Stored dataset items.
::::::::::
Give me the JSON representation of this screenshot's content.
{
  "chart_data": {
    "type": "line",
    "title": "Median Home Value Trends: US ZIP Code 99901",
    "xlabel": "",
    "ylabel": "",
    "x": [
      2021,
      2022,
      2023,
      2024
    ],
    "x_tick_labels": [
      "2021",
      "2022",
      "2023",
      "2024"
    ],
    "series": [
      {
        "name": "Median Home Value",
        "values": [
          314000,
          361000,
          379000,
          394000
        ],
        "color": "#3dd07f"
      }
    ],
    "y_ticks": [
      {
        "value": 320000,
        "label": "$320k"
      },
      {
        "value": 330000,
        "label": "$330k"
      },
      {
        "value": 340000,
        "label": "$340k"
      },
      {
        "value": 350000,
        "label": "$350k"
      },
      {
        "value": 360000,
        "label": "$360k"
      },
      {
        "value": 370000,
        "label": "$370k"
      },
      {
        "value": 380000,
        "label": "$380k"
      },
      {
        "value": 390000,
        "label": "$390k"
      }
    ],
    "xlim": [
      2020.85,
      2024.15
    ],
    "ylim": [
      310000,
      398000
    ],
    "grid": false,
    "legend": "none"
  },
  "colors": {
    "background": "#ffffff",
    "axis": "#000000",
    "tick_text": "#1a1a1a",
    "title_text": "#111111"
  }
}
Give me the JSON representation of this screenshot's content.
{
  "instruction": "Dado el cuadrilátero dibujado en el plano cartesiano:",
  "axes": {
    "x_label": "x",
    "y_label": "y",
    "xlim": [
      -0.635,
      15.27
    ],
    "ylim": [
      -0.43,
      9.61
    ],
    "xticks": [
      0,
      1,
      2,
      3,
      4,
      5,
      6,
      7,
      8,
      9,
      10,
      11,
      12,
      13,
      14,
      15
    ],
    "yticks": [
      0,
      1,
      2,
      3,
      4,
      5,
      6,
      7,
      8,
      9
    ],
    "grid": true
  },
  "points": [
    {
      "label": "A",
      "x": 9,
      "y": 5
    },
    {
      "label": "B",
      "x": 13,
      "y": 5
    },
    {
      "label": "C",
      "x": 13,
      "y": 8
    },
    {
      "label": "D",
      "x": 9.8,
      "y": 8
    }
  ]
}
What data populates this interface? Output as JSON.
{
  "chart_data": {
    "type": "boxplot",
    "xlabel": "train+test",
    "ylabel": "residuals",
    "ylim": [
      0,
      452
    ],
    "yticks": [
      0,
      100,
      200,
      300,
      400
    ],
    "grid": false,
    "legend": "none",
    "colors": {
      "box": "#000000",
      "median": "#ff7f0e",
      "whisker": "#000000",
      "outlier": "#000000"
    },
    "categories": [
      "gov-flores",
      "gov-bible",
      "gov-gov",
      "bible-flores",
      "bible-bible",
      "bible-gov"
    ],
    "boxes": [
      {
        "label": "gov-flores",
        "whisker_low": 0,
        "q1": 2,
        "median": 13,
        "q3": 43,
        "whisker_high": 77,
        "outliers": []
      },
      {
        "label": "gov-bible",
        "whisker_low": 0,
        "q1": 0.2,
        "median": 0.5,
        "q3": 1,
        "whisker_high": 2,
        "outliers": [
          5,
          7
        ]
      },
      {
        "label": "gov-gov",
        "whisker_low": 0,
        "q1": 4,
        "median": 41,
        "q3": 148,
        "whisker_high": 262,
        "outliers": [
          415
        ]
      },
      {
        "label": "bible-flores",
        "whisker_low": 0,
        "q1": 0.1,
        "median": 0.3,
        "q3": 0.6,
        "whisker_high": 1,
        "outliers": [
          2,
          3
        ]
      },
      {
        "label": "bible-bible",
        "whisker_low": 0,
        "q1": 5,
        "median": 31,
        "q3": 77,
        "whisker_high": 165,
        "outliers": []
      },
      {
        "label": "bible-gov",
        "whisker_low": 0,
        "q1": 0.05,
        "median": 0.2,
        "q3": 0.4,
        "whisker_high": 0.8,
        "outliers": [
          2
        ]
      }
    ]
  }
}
::::::::::
Short task. Write down the full listing again, exactly.

Correct result.
Give me the JSON representation of this screenshot's content.
{
  "chart_data": {
    "type": "line",
    "title": "Median Home Value Trends: US ZIP Code 99901",
    "xlabel": "",
    "ylabel": "",
    "x": [
      2021,
      2022,
      2023,
      2024
    ],
    "x_tick_labels": [
      "2021",
      "2022",
      "2023",
      "2024"
    ],
    "series": [
      {
        "name": "Median Home Value",
        "values": [
          314000,
          361000,
          379000,
          394000
        ],
        "color": "#3dd07f"
      }
    ],
    "y_ticks": [
      {
        "value": 320000,
        "label": "$320k"
      },
      {
        "value": 330000,
        "label": "$330k"
      },
      {
        "value": 340000,
        "label": "$340k"
      },
      {
        "value": 350000,
        "label": "$350k"
      },
      {
        "value": 360000,
        "label": "$360k"
      },
      {
        "value": 370000,
        "label": "$370k"
      },
      {
        "value": 380000,
        "label": "$380k"
      },
      {
        "value": 390000,
        "label": "$390k"
      }
    ],
    "xlim": [
      2020.85,
      2024.15
    ],
    "ylim": [
      310000,
      398000
    ],
    "grid": false,
    "legend": "none"
  },
  "colors": {
    "background": "#ffffff",
    "axis": "#000000",
    "tick_text": "#1a1a1a",
    "title_text": "#111111"
  }
}
Give me the JSON representation of this screenshot's content.
{
  "instruction": "Dado el cuadrilátero dibujado en el plano cartesiano:",
  "axes": {
    "x_label": "x",
    "y_label": "y",
    "xlim": [
      -0.635,
      15.27
    ],
    "ylim": [
      -0.43,
      9.61
    ],
    "xticks": [
      0,
      1,
      2,
      3,
      4,
      5,
      6,
      7,
      8,
      9,
      10,
      11,
      12,
      13,
      14,
      15
    ],
    "yticks": [
      0,
      1,
      2,
      3,
      4,
      5,
      6,
      7,
      8,
      9
    ],
    "grid": true
  },
  "points": [
    {
      "label": "A",
      "x": 9,
      "y": 5
    },
    {
      "label": "B",
      "x": 13,
      "y": 5
    },
    {
      "label": "C",
      "x": 13,
      "y": 8
    },
    {
      "label": "D",
      "x": 9.8,
      "y": 8
    }
  ]
}
What data populates this interface? Output as JSON.
{
  "chart_data": {
    "type": "boxplot",
    "xlabel": "train+test",
    "ylabel": "residuals",
    "ylim": [
      0,
      452
    ],
    "yticks": [
      0,
      100,
      200,
      300,
      400
    ],
    "grid": false,
    "legend": "none",
    "colors": {
      "box": "#000000",
      "median": "#ff7f0e",
      "whisker": "#000000",
      "outlier": "#000000"
    },
    "categories": [
      "gov-flores",
      "gov-bible",
      "gov-gov",
      "bible-flores",
      "bible-bible",
      "bible-gov"
    ],
    "boxes": [
      {
        "label": "gov-flores",
        "whisker_low": 0,
        "q1": 2,
        "median": 13,
        "q3": 43,
        "whisker_high": 77,
        "outliers": []
      },
      {
        "label": "gov-bible",
        "whisker_low": 0,
        "q1": 0.2,
        "median": 0.5,
        "q3": 1,
        "whisker_high": 2,
        "outliers": [
          5,
          7
        ]
      },
      {
        "label": "gov-gov",
        "whisker_low": 0,
        "q1": 4,
        "median": 41,
        "q3": 148,
        "whisker_high": 262,
        "outliers": [
          415
        ]
      },
      {
        "label": "bible-flores",
        "whisker_low": 0,
        "q1": 0.1,
        "median": 0.3,
        "q3": 0.6,
        "whisker_high": 1,
        "outliers": [
          2,
          3
        ]
      },
      {
        "label": "bible-bible",
        "whisker_low": 0,
        "q1": 5,
        "median": 31,
        "q3": 77,
        "whisker_high": 165,
        "outliers": []
      },
      {
        "label": "bible-gov",
        "whisker_low": 0,
        "q1": 0.05,
        "median": 0.2,
        "q3": 0.4,
        "whisker_high": 0.8,
        "outliers": [
          2
        ]
      }
    ]
  }
}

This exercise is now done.